> _练习题目_: 把下面所有的行原样照抄一遍。

[原始行]
------------------------------------

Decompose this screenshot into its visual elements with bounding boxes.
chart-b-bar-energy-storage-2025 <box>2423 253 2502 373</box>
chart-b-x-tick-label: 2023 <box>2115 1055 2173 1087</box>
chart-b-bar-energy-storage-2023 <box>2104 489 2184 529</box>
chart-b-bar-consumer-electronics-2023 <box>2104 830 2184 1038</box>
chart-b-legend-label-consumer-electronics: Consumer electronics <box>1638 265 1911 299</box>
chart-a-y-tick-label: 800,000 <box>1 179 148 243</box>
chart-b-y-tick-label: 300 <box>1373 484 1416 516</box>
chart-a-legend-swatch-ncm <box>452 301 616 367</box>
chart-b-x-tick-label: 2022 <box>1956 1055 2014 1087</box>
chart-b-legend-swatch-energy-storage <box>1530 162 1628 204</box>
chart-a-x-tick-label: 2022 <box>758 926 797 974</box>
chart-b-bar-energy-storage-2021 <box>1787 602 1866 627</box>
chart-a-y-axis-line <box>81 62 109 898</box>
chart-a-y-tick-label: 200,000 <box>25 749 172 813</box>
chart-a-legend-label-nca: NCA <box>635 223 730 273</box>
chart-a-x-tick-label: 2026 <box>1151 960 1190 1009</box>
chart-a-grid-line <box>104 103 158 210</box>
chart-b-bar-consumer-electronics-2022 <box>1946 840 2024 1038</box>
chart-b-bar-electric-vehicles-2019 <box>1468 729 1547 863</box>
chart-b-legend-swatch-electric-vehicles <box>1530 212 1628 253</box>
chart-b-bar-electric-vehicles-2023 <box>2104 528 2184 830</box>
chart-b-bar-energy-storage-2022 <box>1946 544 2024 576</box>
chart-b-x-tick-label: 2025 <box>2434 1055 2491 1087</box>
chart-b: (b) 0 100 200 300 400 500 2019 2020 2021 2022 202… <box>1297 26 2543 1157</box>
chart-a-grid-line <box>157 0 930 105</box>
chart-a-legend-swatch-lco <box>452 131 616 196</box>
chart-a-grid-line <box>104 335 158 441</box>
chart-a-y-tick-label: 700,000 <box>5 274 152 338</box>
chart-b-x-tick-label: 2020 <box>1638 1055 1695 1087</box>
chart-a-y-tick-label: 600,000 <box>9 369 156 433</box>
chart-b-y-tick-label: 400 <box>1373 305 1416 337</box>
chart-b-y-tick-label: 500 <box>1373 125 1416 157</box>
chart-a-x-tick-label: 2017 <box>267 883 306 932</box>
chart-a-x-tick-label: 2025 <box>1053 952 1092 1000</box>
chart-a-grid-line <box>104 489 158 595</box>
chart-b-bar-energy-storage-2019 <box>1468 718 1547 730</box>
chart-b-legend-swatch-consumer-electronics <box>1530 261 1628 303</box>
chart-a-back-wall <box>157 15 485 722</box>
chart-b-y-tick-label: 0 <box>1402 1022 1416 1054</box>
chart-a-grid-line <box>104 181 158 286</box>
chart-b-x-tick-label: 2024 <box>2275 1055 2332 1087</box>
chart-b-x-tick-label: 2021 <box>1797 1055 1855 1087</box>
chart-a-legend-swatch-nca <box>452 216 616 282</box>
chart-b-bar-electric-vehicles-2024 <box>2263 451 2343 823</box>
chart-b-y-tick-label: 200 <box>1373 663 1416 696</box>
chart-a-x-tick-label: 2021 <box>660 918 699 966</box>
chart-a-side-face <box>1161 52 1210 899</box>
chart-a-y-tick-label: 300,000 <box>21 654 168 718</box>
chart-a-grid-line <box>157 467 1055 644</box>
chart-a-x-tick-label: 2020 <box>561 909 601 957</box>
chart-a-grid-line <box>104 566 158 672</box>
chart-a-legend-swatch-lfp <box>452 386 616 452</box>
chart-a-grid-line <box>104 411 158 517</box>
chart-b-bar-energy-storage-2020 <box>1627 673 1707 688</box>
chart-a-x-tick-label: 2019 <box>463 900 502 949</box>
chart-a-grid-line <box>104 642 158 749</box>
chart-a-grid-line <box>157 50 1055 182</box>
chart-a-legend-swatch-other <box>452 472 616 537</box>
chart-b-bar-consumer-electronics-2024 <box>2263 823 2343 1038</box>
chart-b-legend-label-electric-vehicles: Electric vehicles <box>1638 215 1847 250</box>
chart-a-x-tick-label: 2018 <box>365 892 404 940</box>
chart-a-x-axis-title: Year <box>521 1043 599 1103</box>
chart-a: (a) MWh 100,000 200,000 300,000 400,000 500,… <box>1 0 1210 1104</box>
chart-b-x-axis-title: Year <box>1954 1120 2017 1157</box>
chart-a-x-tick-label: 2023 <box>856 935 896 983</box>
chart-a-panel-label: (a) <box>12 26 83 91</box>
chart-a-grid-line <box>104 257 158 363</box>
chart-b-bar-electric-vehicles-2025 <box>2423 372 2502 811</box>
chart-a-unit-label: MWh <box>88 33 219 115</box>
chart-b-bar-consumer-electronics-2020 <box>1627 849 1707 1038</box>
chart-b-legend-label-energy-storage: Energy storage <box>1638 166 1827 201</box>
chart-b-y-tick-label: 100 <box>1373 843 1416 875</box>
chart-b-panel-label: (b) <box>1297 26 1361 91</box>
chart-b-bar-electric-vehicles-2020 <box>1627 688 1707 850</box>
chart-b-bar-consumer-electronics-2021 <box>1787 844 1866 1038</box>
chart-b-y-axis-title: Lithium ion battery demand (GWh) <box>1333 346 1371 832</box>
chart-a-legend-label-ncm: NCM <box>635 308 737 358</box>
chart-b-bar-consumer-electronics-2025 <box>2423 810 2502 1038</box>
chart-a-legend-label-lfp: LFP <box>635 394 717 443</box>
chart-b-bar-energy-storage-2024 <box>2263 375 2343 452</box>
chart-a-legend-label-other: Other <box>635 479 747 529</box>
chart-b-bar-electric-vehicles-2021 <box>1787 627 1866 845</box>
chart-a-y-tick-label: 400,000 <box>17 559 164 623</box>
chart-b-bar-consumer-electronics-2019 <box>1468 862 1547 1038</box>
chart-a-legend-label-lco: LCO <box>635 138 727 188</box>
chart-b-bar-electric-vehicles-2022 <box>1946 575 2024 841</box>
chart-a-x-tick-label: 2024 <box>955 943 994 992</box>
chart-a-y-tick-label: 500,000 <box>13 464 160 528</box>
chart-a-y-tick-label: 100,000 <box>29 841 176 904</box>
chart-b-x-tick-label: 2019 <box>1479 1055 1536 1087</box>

------------------------------------

> _参考解答_:
Decompose this screenshot into its visual elements with bounding boxes.
chart-b-bar-energy-storage-2025 <box>2423 253 2502 373</box>
chart-b-x-tick-label: 2023 <box>2115 1055 2173 1087</box>
chart-b-bar-energy-storage-2023 <box>2104 489 2184 529</box>
chart-b-bar-consumer-electronics-2023 <box>2104 830 2184 1038</box>
chart-b-legend-label-consumer-electronics: Consumer electronics <box>1638 265 1911 299</box>
chart-a-y-tick-label: 800,000 <box>1 179 148 243</box>
chart-b-y-tick-label: 300 <box>1373 484 1416 516</box>
chart-a-legend-swatch-ncm <box>452 301 616 367</box>
chart-b-x-tick-label: 2022 <box>1956 1055 2014 1087</box>
chart-b-legend-swatch-energy-storage <box>1530 162 1628 204</box>
chart-a-x-tick-label: 2022 <box>758 926 797 974</box>
chart-b-bar-energy-storage-2021 <box>1787 602 1866 627</box>
chart-a-y-axis-line <box>81 62 109 898</box>
chart-a-y-tick-label: 200,000 <box>25 749 172 813</box>
chart-a-legend-label-nca: NCA <box>635 223 730 273</box>
chart-a-x-tick-label: 2026 <box>1151 960 1190 1009</box>
chart-a-grid-line <box>104 103 158 210</box>
chart-b-bar-consumer-electronics-2022 <box>1946 840 2024 1038</box>
chart-b-bar-electric-vehicles-2019 <box>1468 729 1547 863</box>
chart-b-legend-swatch-electric-vehicles <box>1530 212 1628 253</box>
chart-b-bar-electric-vehicles-2023 <box>2104 528 2184 830</box>
chart-b-bar-energy-storage-2022 <box>1946 544 2024 576</box>
chart-b-x-tick-label: 2025 <box>2434 1055 2491 1087</box>
chart-b: (b) 0 100 200 300 400 500 2019 2020 2021 2022 202… <box>1297 26 2543 1157</box>
chart-a-grid-line <box>157 0 930 105</box>
chart-a-legend-swatch-lco <box>452 131 616 196</box>
chart-a-grid-line <box>104 335 158 441</box>
chart-a-y-tick-label: 700,000 <box>5 274 152 338</box>
chart-b-x-tick-label: 2020 <box>1638 1055 1695 1087</box>
chart-a-y-tick-label: 600,000 <box>9 369 156 433</box>
chart-b-y-tick-label: 400 <box>1373 305 1416 337</box>
chart-b-y-tick-label: 500 <box>1373 125 1416 157</box>
chart-a-x-tick-label: 2017 <box>267 883 306 932</box>
chart-a-x-tick-label: 2025 <box>1053 952 1092 1000</box>
chart-a-grid-line <box>104 489 158 595</box>
chart-b-bar-energy-storage-2019 <box>1468 718 1547 730</box>
chart-b-legend-swatch-consumer-electronics <box>1530 261 1628 303</box>
chart-a-back-wall <box>157 15 485 722</box>
chart-b-y-tick-label: 0 <box>1402 1022 1416 1054</box>
chart-a-grid-line <box>104 181 158 286</box>
chart-b-x-tick-label: 2024 <box>2275 1055 2332 1087</box>
chart-b-x-tick-label: 2021 <box>1797 1055 1855 1087</box>
chart-a-legend-swatch-nca <box>452 216 616 282</box>
chart-b-bar-electric-vehicles-2024 <box>2263 451 2343 823</box>
chart-b-y-tick-label: 200 <box>1373 663 1416 696</box>
chart-a-x-tick-label: 2021 <box>660 918 699 966</box>
chart-a-side-face <box>1161 52 1210 899</box>
chart-a-y-tick-label: 300,000 <box>21 654 168 718</box>
chart-a-grid-line <box>157 467 1055 644</box>
chart-a-x-tick-label: 2020 <box>561 909 601 957</box>
chart-a-grid-line <box>104 566 158 672</box>
chart-a-legend-swatch-lfp <box>452 386 616 452</box>
chart-a-grid-line <box>104 411 158 517</box>
chart-b-bar-energy-storage-2020 <box>1627 673 1707 688</box>
chart-a-x-tick-label: 2019 <box>463 900 502 949</box>
chart-a-grid-line <box>104 642 158 749</box>
chart-a-grid-line <box>157 50 1055 182</box>
chart-a-legend-swatch-other <box>452 472 616 537</box>
chart-b-bar-consumer-electronics-2024 <box>2263 823 2343 1038</box>
chart-b-legend-label-electric-vehicles: Electric vehicles <box>1638 215 1847 250</box>
chart-a-x-tick-label: 2018 <box>365 892 404 940</box>
chart-a-x-axis-title: Year <box>521 1043 599 1103</box>
chart-a: (a) MWh 100,000 200,000 300,000 400,000 500,… <box>1 0 1210 1104</box>
chart-b-x-axis-title: Year <box>1954 1120 2017 1157</box>
chart-a-x-tick-label: 2023 <box>856 935 896 983</box>
chart-a-panel-label: (a) <box>12 26 83 91</box>
chart-a-grid-line <box>104 257 158 363</box>
chart-b-bar-electric-vehicles-2025 <box>2423 372 2502 811</box>
chart-a-unit-label: MWh <box>88 33 219 115</box>
chart-b-bar-consumer-electronics-2020 <box>1627 849 1707 1038</box>
chart-b-legend-label-energy-storage: Energy storage <box>1638 166 1827 201</box>
chart-b-y-tick-label: 100 <box>1373 843 1416 875</box>
chart-b-panel-label: (b) <box>1297 26 1361 91</box>
chart-b-bar-electric-vehicles-2020 <box>1627 688 1707 850</box>
chart-b-bar-consumer-electronics-2021 <box>1787 844 1866 1038</box>
chart-b-y-axis-title: Lithium ion battery demand (GWh) <box>1333 346 1371 832</box>
chart-a-legend-label-ncm: NCM <box>635 308 737 358</box>
chart-b-bar-consumer-electronics-2025 <box>2423 810 2502 1038</box>
chart-a-legend-label-lfp: LFP <box>635 394 717 443</box>
chart-b-bar-energy-storage-2024 <box>2263 375 2343 452</box>
chart-a-legend-label-other: Other <box>635 479 747 529</box>
chart-b-bar-electric-vehicles-2021 <box>1787 627 1866 845</box>
chart-a-y-tick-label: 400,000 <box>17 559 164 623</box>
chart-b-bar-consumer-electronics-2019 <box>1468 862 1547 1038</box>
chart-a-legend-label-lco: LCO <box>635 138 727 188</box>
chart-b-bar-electric-vehicles-2022 <box>1946 575 2024 841</box>
chart-a-x-tick-label: 2024 <box>955 943 994 992</box>
chart-a-y-tick-label: 500,000 <box>13 464 160 528</box>
chart-a-y-tick-label: 100,000 <box>29 841 176 904</box>
chart-b-x-tick-label: 2019 <box>1479 1055 1536 1087</box>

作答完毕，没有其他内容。